- [Work to do]
Are you able to quote each entry exactly as written?

───── Supplied data

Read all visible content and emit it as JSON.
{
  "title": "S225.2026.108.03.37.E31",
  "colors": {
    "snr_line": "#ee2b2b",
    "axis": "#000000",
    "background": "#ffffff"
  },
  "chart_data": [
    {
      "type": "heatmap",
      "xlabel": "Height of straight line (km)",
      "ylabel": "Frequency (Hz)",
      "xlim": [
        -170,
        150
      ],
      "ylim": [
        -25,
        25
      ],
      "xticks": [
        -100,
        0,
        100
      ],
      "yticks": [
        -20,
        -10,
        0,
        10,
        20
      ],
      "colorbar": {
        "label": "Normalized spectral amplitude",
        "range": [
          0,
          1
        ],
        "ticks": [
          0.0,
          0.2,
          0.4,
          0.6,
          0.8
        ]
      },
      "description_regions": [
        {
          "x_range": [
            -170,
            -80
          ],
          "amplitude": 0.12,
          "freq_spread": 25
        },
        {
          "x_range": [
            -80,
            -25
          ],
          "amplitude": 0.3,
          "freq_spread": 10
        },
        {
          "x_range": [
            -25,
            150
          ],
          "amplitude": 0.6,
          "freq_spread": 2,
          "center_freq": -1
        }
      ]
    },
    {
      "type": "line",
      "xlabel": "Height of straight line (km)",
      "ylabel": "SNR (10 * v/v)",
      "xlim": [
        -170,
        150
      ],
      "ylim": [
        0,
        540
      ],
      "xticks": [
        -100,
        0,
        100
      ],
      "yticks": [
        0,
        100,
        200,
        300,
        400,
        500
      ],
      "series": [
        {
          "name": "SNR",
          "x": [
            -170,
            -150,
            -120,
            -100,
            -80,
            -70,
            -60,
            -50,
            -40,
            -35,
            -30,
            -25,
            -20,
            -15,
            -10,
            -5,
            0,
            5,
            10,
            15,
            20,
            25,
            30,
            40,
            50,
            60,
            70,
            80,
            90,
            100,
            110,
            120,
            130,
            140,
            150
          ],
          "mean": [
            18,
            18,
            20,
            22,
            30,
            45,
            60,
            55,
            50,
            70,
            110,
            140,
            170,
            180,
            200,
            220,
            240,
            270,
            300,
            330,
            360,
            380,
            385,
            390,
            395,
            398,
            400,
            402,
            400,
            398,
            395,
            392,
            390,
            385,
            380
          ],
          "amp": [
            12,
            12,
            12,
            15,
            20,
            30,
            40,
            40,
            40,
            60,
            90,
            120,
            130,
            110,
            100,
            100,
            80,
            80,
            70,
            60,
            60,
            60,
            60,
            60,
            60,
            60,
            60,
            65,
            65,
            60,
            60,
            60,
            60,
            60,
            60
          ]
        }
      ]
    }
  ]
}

──────────

- [Output below]
Read all visible content and emit it as JSON.
{
  "title": "S225.2026.108.03.37.E31",
  "colors": {
    "snr_line": "#ee2b2b",
    "axis": "#000000",
    "background": "#ffffff"
  },
  "chart_data": [
    {
      "type": "heatmap",
      "xlabel": "Height of straight line (km)",
      "ylabel": "Frequency (Hz)",
      "xlim": [
        -170,
        150
      ],
      "ylim": [
        -25,
        25
      ],
      "xticks": [
        -100,
        0,
        100
      ],
      "yticks": [
        -20,
        -10,
        0,
        10,
        20
      ],
      "colorbar": {
        "label": "Normalized spectral amplitude",
        "range": [
          0,
          1
        ],
        "ticks": [
          0.0,
          0.2,
          0.4,
          0.6,
          0.8
        ]
      },
      "description_regions": [
        {
          "x_range": [
            -170,
            -80
          ],
          "amplitude": 0.12,
          "freq_spread": 25
        },
        {
          "x_range": [
            -80,
            -25
          ],
          "amplitude": 0.3,
          "freq_spread": 10
        },
        {
          "x_range": [
            -25,
            150
          ],
          "amplitude": 0.6,
          "freq_spread": 2,
          "center_freq": -1
        }
      ]
    },
    {
      "type": "line",
      "xlabel": "Height of straight line (km)",
      "ylabel": "SNR (10 * v/v)",
      "xlim": [
        -170,
        150
      ],
      "ylim": [
        0,
        540
      ],
      "xticks": [
        -100,
        0,
        100
      ],
      "yticks": [
        0,
        100,
        200,
        300,
        400,
        500
      ],
      "series": [
        {
          "name": "SNR",
          "x": [
            -170,
            -150,
            -120,
            -100,
            -80,
            -70,
            -60,
            -50,
            -40,
            -35,
            -30,
            -25,
            -20,
            -15,
            -10,
            -5,
            0,
            5,
            10,
            15,
            20,
            25,
            30,
            40,
            50,
            60,
            70,
            80,
            90,
            100,
            110,
            120,
            130,
            140,
            150
          ],
          "mean": [
            18,
            18,
            20,
            22,
            30,
            45,
            60,
            55,
            50,
            70,
            110,
            140,
            170,
            180,
            200,
            220,
            240,
            270,
            300,
            330,
            360,
            380,
            385,
            390,
            395,
            398,
            400,
            402,
            400,
            398,
            395,
            392,
            390,
            385,
            380
          ],
          "amp": [
            12,
            12,
            12,
            15,
            20,
            30,
            40,
            40,
            40,
            60,
            90,
            120,
            130,
            110,
            100,
            100,
            80,
            80,
            70,
            60,
            60,
            60,
            60,
            60,
            60,
            60,
            60,
            65,
            65,
            60,
            60,
            60,
            60,
            60,
            60
          ]
        }
      ]
    }
  ]
}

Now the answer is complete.